Task requirements
Which lines hold the word "limit"? Copy each one.

Supplied material
>> Begin

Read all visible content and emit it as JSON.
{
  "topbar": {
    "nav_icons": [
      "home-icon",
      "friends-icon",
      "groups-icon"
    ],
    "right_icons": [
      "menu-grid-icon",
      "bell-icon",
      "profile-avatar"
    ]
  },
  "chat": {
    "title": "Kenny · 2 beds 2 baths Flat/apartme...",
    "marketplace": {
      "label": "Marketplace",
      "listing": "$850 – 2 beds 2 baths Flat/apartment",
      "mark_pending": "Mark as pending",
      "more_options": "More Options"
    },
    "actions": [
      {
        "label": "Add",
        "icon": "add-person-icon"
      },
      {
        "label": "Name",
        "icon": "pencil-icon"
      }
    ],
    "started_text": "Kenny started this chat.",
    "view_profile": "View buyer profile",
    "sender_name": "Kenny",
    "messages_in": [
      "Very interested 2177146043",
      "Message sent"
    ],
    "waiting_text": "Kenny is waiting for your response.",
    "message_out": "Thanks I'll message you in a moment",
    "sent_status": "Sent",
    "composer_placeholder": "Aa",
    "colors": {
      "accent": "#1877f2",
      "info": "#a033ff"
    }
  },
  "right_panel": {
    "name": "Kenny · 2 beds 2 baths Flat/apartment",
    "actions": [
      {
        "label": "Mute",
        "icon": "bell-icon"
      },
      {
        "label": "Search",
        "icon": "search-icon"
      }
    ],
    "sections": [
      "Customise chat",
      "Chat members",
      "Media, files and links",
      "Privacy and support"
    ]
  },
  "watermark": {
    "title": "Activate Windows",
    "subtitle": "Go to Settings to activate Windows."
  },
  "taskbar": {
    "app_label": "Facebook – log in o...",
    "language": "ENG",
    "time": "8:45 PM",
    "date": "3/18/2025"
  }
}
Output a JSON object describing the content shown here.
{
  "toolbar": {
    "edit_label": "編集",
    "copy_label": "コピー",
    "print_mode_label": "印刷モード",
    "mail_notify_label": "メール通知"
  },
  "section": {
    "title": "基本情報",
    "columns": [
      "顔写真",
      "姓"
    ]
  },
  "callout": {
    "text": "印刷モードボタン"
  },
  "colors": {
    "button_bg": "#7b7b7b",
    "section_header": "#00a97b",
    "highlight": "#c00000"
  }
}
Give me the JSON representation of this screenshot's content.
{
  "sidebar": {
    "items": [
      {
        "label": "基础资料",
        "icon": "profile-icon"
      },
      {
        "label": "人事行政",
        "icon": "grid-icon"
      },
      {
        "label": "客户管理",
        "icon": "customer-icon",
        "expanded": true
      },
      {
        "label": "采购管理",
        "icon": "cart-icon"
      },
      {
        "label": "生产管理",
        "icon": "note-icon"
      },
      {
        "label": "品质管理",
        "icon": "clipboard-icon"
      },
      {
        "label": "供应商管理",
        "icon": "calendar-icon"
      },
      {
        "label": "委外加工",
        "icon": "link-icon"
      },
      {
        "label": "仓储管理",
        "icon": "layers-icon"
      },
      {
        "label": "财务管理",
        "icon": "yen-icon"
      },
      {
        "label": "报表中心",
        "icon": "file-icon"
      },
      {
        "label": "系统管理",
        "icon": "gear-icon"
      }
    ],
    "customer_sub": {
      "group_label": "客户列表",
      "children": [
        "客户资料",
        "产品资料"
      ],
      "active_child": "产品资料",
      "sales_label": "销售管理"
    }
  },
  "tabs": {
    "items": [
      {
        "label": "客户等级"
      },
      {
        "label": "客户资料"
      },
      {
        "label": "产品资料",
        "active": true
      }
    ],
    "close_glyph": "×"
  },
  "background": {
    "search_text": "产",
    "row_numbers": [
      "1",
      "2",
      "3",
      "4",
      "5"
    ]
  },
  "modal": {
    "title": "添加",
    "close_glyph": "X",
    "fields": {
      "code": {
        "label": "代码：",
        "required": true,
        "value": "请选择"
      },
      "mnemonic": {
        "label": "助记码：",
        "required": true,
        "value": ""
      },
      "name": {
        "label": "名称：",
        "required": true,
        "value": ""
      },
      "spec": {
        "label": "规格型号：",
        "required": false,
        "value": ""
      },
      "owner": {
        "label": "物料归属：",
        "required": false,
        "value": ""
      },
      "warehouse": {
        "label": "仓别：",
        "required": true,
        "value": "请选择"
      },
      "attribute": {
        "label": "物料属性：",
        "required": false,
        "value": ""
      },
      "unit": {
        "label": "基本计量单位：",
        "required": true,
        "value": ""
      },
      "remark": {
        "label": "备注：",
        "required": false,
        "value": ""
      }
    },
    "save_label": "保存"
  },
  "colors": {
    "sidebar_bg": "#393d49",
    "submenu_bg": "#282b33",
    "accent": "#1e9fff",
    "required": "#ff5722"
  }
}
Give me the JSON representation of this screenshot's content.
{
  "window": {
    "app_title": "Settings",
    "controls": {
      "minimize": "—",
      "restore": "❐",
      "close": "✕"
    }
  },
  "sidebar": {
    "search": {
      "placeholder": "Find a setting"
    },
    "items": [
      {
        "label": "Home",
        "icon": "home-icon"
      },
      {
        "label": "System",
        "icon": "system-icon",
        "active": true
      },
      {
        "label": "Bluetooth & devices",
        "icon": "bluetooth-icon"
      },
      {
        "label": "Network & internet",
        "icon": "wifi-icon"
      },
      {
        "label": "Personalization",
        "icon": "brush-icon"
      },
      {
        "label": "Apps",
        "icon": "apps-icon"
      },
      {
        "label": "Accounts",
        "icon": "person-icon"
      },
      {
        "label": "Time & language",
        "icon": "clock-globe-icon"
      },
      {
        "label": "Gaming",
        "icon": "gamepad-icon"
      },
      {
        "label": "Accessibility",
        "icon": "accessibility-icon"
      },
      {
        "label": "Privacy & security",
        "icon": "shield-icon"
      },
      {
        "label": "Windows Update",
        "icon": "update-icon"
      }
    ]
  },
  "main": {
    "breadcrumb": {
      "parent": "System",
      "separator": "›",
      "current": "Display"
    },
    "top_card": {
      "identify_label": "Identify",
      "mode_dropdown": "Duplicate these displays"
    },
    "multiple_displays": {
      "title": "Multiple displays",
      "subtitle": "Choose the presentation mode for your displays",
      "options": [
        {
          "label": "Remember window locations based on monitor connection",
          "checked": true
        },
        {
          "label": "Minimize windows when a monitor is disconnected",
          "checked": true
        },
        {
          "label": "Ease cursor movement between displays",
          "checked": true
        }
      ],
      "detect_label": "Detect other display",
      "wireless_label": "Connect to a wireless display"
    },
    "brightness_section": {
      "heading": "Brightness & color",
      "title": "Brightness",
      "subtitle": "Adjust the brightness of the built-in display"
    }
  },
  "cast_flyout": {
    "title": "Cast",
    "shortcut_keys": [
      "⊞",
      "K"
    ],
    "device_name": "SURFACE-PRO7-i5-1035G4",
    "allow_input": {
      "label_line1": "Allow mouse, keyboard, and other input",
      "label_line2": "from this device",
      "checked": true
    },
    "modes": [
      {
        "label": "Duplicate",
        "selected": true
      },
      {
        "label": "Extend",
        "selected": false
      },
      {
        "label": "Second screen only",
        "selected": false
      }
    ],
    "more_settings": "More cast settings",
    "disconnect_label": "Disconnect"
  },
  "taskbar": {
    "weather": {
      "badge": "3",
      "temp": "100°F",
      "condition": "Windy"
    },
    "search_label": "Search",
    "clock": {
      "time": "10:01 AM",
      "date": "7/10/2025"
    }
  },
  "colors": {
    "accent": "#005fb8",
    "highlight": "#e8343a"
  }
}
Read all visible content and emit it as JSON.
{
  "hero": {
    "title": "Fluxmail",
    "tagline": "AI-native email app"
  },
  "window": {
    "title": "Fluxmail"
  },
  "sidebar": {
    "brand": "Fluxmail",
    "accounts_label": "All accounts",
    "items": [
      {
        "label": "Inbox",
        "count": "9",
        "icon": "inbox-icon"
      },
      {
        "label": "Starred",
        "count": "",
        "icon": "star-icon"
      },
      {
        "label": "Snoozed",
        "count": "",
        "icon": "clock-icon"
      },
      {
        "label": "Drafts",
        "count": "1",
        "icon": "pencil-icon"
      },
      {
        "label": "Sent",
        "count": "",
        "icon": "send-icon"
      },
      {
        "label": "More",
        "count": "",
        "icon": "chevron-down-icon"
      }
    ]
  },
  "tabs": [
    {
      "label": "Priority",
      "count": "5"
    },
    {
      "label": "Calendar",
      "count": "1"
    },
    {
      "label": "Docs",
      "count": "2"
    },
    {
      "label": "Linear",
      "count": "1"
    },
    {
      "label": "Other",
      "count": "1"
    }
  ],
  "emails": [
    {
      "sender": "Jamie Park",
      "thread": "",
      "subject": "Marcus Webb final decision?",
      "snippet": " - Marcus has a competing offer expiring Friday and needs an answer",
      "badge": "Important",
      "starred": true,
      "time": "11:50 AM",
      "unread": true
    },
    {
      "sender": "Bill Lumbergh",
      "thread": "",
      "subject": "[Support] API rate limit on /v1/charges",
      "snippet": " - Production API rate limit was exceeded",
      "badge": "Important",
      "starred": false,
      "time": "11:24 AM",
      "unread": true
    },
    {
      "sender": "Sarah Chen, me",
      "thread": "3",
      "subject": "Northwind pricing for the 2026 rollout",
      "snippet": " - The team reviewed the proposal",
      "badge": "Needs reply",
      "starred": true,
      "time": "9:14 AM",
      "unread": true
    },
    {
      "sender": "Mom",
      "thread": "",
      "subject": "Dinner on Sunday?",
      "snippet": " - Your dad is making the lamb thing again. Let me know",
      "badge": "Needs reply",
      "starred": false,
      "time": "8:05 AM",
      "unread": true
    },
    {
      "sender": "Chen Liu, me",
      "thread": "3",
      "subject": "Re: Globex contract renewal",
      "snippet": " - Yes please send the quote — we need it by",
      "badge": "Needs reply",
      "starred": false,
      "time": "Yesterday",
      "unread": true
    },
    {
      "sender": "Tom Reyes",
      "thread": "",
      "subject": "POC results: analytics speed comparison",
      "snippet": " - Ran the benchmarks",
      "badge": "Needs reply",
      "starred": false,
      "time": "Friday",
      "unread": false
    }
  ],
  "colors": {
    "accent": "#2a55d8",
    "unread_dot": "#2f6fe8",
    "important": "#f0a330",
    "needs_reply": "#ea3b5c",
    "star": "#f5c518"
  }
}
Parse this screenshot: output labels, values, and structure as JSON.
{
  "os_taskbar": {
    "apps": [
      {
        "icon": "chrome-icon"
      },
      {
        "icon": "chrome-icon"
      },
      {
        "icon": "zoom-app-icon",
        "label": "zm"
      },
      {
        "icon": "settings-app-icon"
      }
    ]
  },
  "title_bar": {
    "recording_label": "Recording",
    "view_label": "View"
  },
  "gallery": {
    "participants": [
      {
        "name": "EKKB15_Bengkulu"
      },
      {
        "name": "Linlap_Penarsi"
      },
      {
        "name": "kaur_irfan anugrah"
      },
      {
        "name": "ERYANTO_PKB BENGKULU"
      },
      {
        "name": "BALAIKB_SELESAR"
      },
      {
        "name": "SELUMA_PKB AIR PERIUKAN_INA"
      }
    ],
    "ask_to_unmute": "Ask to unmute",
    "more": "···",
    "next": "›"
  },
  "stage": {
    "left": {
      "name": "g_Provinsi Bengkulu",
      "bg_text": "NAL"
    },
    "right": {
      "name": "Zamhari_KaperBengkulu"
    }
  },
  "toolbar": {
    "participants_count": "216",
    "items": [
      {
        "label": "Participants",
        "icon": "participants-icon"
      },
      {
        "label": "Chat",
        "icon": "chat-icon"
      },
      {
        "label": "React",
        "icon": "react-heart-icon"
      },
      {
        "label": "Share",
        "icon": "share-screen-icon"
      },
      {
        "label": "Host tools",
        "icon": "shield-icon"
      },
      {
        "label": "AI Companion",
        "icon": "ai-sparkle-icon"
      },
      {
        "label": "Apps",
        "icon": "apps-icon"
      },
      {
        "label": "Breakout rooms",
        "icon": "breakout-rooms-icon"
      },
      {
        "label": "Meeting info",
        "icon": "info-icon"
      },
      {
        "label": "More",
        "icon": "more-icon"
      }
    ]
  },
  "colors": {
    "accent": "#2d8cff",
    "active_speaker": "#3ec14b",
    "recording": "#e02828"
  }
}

>> End

Complete response
      "subject": "[Support] API rate limit on /v1/charges",
      "snippet": " - Production API rate limit was exceeded",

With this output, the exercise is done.